Boxed element entries
════

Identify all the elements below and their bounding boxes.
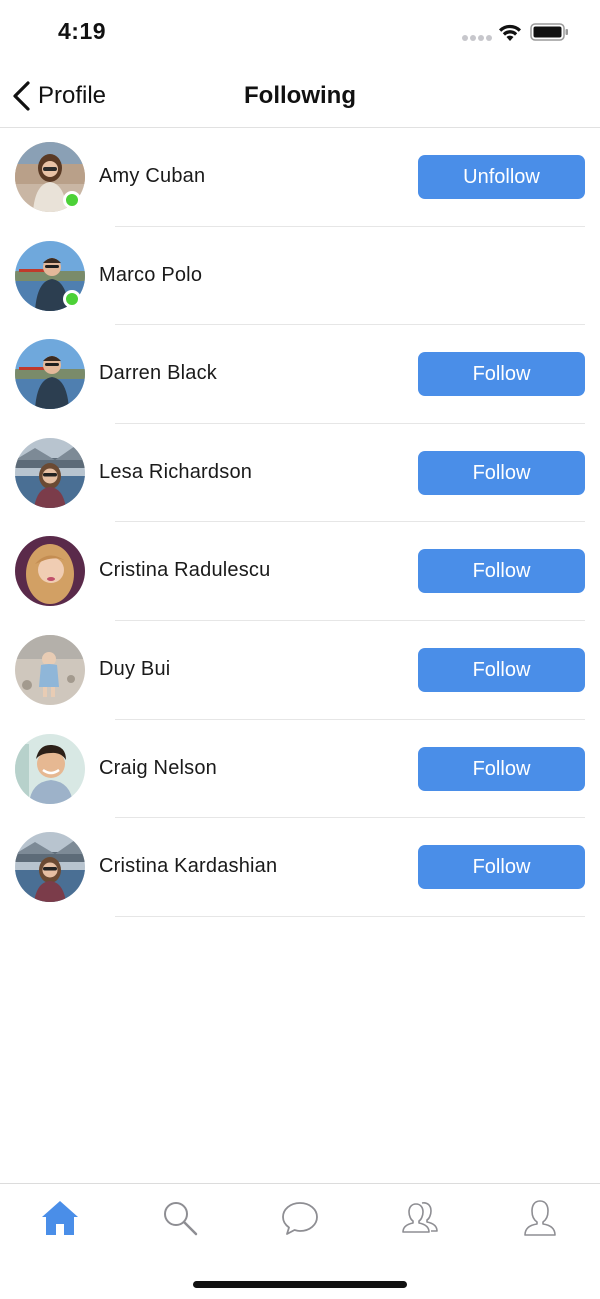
tab-bar [0, 1183, 600, 1299]
user-name: Cristina Kardashian [99, 855, 278, 878]
profile-icon [524, 1200, 556, 1236]
avatar [15, 339, 85, 410]
user-name: Amy Cuban [99, 165, 206, 187]
online-status-dot [63, 289, 81, 308]
list-item[interactable]: Marco Polo [0, 227, 600, 326]
search-icon [164, 1202, 198, 1236]
follow-button[interactable]: Follow [418, 845, 585, 890]
list-item[interactable]: Darren Black Follow [0, 325, 600, 424]
wifi-icon [499, 24, 521, 41]
user-name: Duy Bui [99, 657, 171, 680]
friends-icon [402, 1202, 438, 1233]
avatar [15, 437, 85, 508]
divider [115, 915, 585, 917]
tab-messages[interactable] [270, 1196, 330, 1240]
avatar [15, 832, 85, 903]
user-name: Darren Black [99, 362, 217, 385]
list-item[interactable]: Duy Bui Follow [0, 621, 600, 720]
tab-home[interactable] [30, 1196, 90, 1240]
online-status-dot [63, 191, 81, 209]
status-bar: 4:19 [0, 0, 600, 66]
list-item[interactable]: Cristina Kardashian Follow [0, 818, 600, 917]
follow-button[interactable]: Follow [418, 647, 585, 692]
home-indicator[interactable] [193, 1281, 407, 1288]
user-name: Cristina Radulescu [99, 559, 271, 582]
list-item[interactable]: Amy Cuban Unfollow [0, 128, 600, 227]
list-item[interactable]: Lesa Richardson Follow [0, 424, 600, 523]
status-time: 4:19 [58, 18, 107, 44]
chat-bubble-icon [282, 1202, 318, 1235]
avatar [15, 536, 85, 607]
avatar [15, 733, 85, 804]
follow-button[interactable]: Follow [418, 549, 585, 594]
tab-friends[interactable] [390, 1196, 450, 1240]
follow-button[interactable]: Follow [418, 450, 585, 495]
signal-dots-icon [462, 35, 492, 41]
home-icon [42, 1201, 78, 1235]
avatar [15, 634, 85, 705]
follow-button[interactable]: Follow [418, 352, 585, 397]
follow-button[interactable]: Follow [418, 746, 585, 791]
navigation-bar: Profile Following [0, 66, 600, 128]
user-name: Marco Polo [99, 263, 203, 286]
list-item[interactable]: Craig Nelson Follow [0, 720, 600, 819]
list-item[interactable]: Cristina Radulescu Follow [0, 522, 600, 621]
user-name: Lesa Richardson [99, 460, 253, 483]
tab-search[interactable] [150, 1196, 210, 1240]
user-name: Craig Nelson [99, 756, 218, 779]
following-list: Amy Cuban Unfollow Marco Polo Darren Bla… [0, 128, 600, 917]
battery-icon [530, 23, 568, 41]
page-title: Following [244, 82, 356, 109]
tab-profile[interactable] [510, 1196, 570, 1240]
unfollow-button[interactable]: Unfollow [418, 155, 585, 199]
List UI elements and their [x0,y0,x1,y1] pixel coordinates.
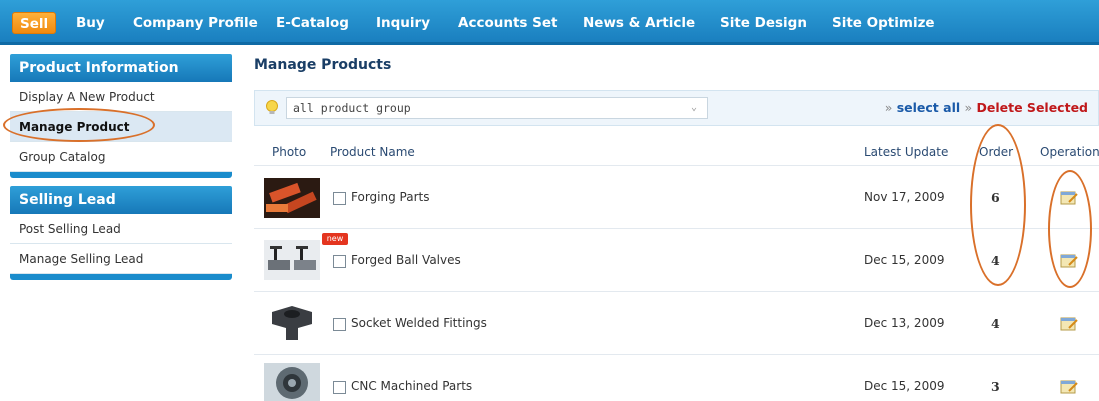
latest-update: Dec 15, 2009 [864,253,945,267]
row-checkbox[interactable] [333,318,346,331]
product-group-select[interactable]: all product group ⌄ [286,97,708,119]
product-photo[interactable] [264,363,320,401]
column-header-latest-update: Latest Update [864,145,949,159]
table-row: CNC Machined Parts Dec 15, 2009 3 [254,354,1099,401]
top-navigation: Sell Buy Company Profile E-Catalog Inqui… [0,0,1099,45]
table-row: Socket Welded Fittings Dec 13, 2009 4 [254,291,1099,353]
product-name[interactable]: Forging Parts [351,190,429,204]
product-information-heading: Product Information [10,54,232,82]
dropdown-caret-icon[interactable]: ⌄ [691,98,697,118]
annotation-circle-manage-product [3,108,155,142]
tab-news-article[interactable]: News & Article [583,11,695,35]
bulk-actions: » select all » Delete Selected [885,100,1088,115]
tab-accounts-set[interactable]: Accounts Set [458,11,557,35]
sidebar-item-manage-selling-lead[interactable]: Manage Selling Lead [10,244,232,274]
product-photo[interactable] [264,240,320,280]
order-value[interactable]: 4 [991,316,1000,331]
annotation-circle-order [970,124,1026,286]
order-value[interactable]: 3 [991,379,1000,394]
selling-lead-heading: Selling Lead [10,186,232,214]
tab-company-profile[interactable]: Company Profile [133,11,258,35]
tab-site-optimize[interactable]: Site Optimize [832,11,935,35]
column-header-product-name: Product Name [330,145,415,159]
product-photo[interactable] [264,178,320,218]
product-name[interactable]: Socket Welded Fittings [351,316,487,330]
latest-update: Dec 13, 2009 [864,316,945,330]
tab-sell[interactable]: Sell [12,12,57,34]
sidebar-item-post-selling-lead[interactable]: Post Selling Lead [10,214,232,244]
sidebar-item-display-new-product[interactable]: Display A New Product [10,82,232,112]
panel-footer [10,172,232,178]
latest-update: Dec 15, 2009 [864,379,945,393]
filter-bar: all product group ⌄ » select all » Delet… [254,90,1099,126]
product-name[interactable]: Forged Ball Valves [351,253,461,267]
column-header-operation: Operation [1040,145,1099,159]
product-name[interactable]: CNC Machined Parts [351,379,472,393]
row-checkbox[interactable] [333,255,346,268]
tab-e-catalog[interactable]: E-Catalog [276,11,349,35]
latest-update: Nov 17, 2009 [864,190,945,204]
product-group-select-value: all product group [293,101,411,115]
arrow-icon: » [964,100,973,115]
annotation-circle-operation [1048,170,1092,288]
new-badge: new [322,233,348,245]
select-all-link[interactable]: select all [897,100,960,115]
delete-selected-link[interactable]: Delete Selected [977,100,1088,115]
selling-lead-panel: Selling Lead Post Selling Lead Manage Se… [10,186,232,280]
tab-buy[interactable]: Buy [76,11,105,35]
tab-inquiry[interactable]: Inquiry [376,11,430,35]
product-photo[interactable] [264,302,320,342]
arrow-icon: » [884,100,893,115]
column-header-photo: Photo [272,145,307,159]
sidebar-item-group-catalog[interactable]: Group Catalog [10,142,232,172]
row-checkbox[interactable] [333,381,346,394]
panel-footer [10,274,232,280]
lightbulb-icon [266,100,278,114]
tab-site-design[interactable]: Site Design [720,11,807,35]
row-checkbox[interactable] [333,192,346,205]
edit-icon[interactable] [1060,379,1078,395]
page-title: Manage Products [254,57,392,73]
edit-icon[interactable] [1060,316,1078,332]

════

EXERCISE PROMPT:
Lay out the entries above as a JSON list of strings, with one string per line and blank lines omitted. Leave the pictures out of the list.

TASK OUTPUT:
[
  "Identify all the elements below and their bounding boxes.",
  "tab-bar [0, 1183, 600, 1299]",
  "user-name: Cristina Kardashian [99, 855, 278, 878]",
  "profile-icon [524, 1200, 556, 1236]",
  "avatar [15, 339, 85, 410]",
  "user-name: Amy Cuban [99, 165, 206, 187]",
  "online-status-dot [63, 289, 81, 308]",
  "list-item[interactable]: Marco Polo [0, 227, 600, 326]",
  "search-icon [164, 1202, 198, 1236]",
  "follow-button[interactable]: Follow [418, 845, 585, 890]",
  "list-item[interactable]: Darren Black Follow [0, 325, 600, 424]",
  "wifi-icon [499, 24, 521, 41]",
  "user-name: Duy Bui [99, 657, 171, 680]",
  "friends-icon [402, 1202, 438, 1233]",
  "avatar [15, 437, 85, 508]",
  "divider [115, 915, 585, 917]",
  "tab-messages[interactable] [270, 1196, 330, 1240]",
  "avatar [15, 832, 85, 903]",
  "user-name: Darren Black [99, 362, 217, 385]",
  "list-item[interactable]: Duy Bui Follow [0, 621, 600, 720]",
  "tab-home[interactable] [30, 1196, 90, 1240]",
  "online-status-dot [63, 191, 81, 209]",
  "status-bar: 4:19 [0, 0, 600, 66]",
  "list-item[interactable]: Cristina Kardashian Follow [0, 818, 600, 917]",
  "follow-button[interactable]: Follow [418, 647, 585, 692]",
  "home-indicator[interactable] [193, 1281, 407, 1288]",
  "user-name: Cristina Radulescu [99, 559, 271, 582]",
  "list-item[interactable]: Amy Cuban Unfollow [0, 128, 600, 227]",
  "list-item[interactable]: Lesa Richardson Follow [0, 424, 600, 523]",
  "status-time: 4:19 [58, 18, 107, 44]",
  "chat-bubble-icon [282, 1202, 318, 1235]",
  "avatar [15, 536, 85, 607]",
  "avatar [15, 733, 85, 804]",
  "follow-button[interactable]: Follow [418, 549, 585, 594]",
  "tab-friends[interactable] [390, 1196, 450, 1240]",
  "follow-button[interactable]: Follow [418, 450, 585, 495]",
  "signal-dots-icon [462, 35, 492, 41]",
  "home-icon [42, 1201, 78, 1235]",
  "avatar [15, 634, 85, 705]",
  "follow-button[interactable]: Follow [418, 352, 585, 397]",
  "follow-button[interactable]: Follow [418, 746, 585, 791]",
  "navigation-bar: Profile Following [0, 66, 600, 128]",
  "user-name: Marco Polo [99, 263, 203, 286]",
  "list-item[interactable]: Craig Nelson Follow [0, 720, 600, 819]",
  "list-item[interactable]: Cristina Radulescu Follow [0, 522, 600, 621]",
  "user-name: Lesa Richardson [99, 460, 253, 483]",
  "tab-search[interactable] [150, 1196, 210, 1240]",
  "user-name: Craig Nelson [99, 756, 218, 779]",
  "following-list: Amy Cuban Unfollow Marco Polo Darren Bla… [0, 128, 600, 917]",
  "battery-icon [530, 23, 568, 41]",
  "page-title: Following [244, 82, 356, 109]",
  "tab-profile[interactable] [510, 1196, 570, 1240]",
  "unfollow-button[interactable]: Unfollow [418, 155, 585, 199]",
  "List UI elements and their [x0,y0,x1,y1] pixel coordinates.",
  "latest-update: Dec 15, 2009 [864,253,945,267]",
  "row-checkbox[interactable] [333,318,346,331]",
  "product-group-select[interactable]: all product group ⌄ [286,97,708,119]",
  "product-photo[interactable] [264,363,320,401]",
  "column-header-latest-update: Latest Update [864,145,949,159]",
  "table-row: CNC Machined Parts Dec 15, 2009 3 [254,354,1099,401]",
  "top-navigation: Sell Buy Company Profile E-Catalog Inqui… [0,0,1099,45]",
  "table-row: Socket Welded Fittings Dec 13, 2009 4 [254,291,1099,353]",
  "product-name[interactable]: Forging Parts [351,190,429,204]",
  "product-information-heading: Product Information [10,54,232,82]",
  "dropdown-caret-icon[interactable]: ⌄ [691,98,697,118]",
  "annotation-circle-manage-product [3,108,155,142]",
  "tab-news-article[interactable]: News & Article [583,11,695,35]",
  "bulk-actions: » select all » Delete Selected [885,100,1088,115]",
  "tab-accounts-set[interactable]: Accounts Set [458,11,557,35]",
  "sidebar-item-manage-selling-lead[interactable]: Manage Selling Lead [10,244,232,274]",
  "product-photo[interactable] [264,240,320,280]",
  "order-value[interactable]: 4 [991,316,1000,331]",
  "annotation-circle-order [970,124,1026,286]",
  "order-value[interactable]: 3 [991,379,1000,394]",
  "selling-lead-heading: Selling Lead [10,186,232,214]",
  "tab-company-profile[interactable]: Company Profile [133,11,258,35]",
  "tab-site-optimize[interactable]: Site Optimize [832,11,935,35]",
  "column-header-product-name: Product Name [330,145,415,159]",
  "product-photo[interactable] [264,178,320,218]",
  "product-name[interactable]: Socket Welded Fittings [351,316,487,330]",
  "latest-update: Dec 13, 2009 [864,316,945,330]",
  "tab-sell[interactable]: Sell [12,12,57,34]",
  "sidebar-item-post-selling-lead[interactable]: Post Selling Lead [10,214,232,244]",
  "sidebar-item-display-new-product[interactable]: Display A New Product [10,82,232,112]",
  "panel-footer [10,172,232,178]",
  "latest-update: Dec 15, 2009 [864,379,945,393]",
  "filter-bar: all product group ⌄ » select all » Delet… [254,90,1099,126]",
  "product-name[interactable]: Forged Ball Valves [351,253,461,267]",
  "column-header-operation: Operation [1040,145,1099,159]",
  "product-name[interactable]: CNC Machined Parts [351,379,472,393]",
  "row-checkbox[interactable] [333,255,346,268]",
  "tab-e-catalog[interactable]: E-Catalog [276,11,349,35]",
  "latest-update: Nov 17, 2009 [864,190,945,204]",
  "product-group-select-value: all product group [293,101,411,115]",
  "arrow-icon: » [964,100,973,115]",
  "annotation-circle-operation [1048,170,1092,288]",
  "new-badge: new [322,233,348,245]",
  "select-all-link[interactable]: select all [897,100,960,115]",
  "delete-selected-link[interactable]: Delete Selected [977,100,1088,115]",
  "selling-lead-panel: Selling Lead Post Selling Lead Manage Se… [10,186,232,280]",
  "tab-buy[interactable]: Buy [76,11,105,35]",
  "tab-inquiry[interactable]: Inquiry [376,11,430,35]",
  "product-photo[interactable] [264,302,320,342]",
  "arrow-icon: » [884,100,893,115]",
  "column-header-photo: Photo [272,145,307,159]",
  "sidebar-item-group-catalog[interactable]: Group Catalog [10,142,232,172]",
  "row-checkbox[interactable] [333,381,346,394]",
  "panel-footer [10,274,232,280]",
  "lightbulb-icon [266,100,278,114]",
  "tab-site-design[interactable]: Site Design [720,11,807,35]",
  "row-checkbox[interactable] [333,192,346,205]",
  "edit-icon[interactable] [1060,379,1078,395]",
  "page-title: Manage Products [254,57,392,73]",
  "edit-icon[interactable] [1060,316,1078,332]"
]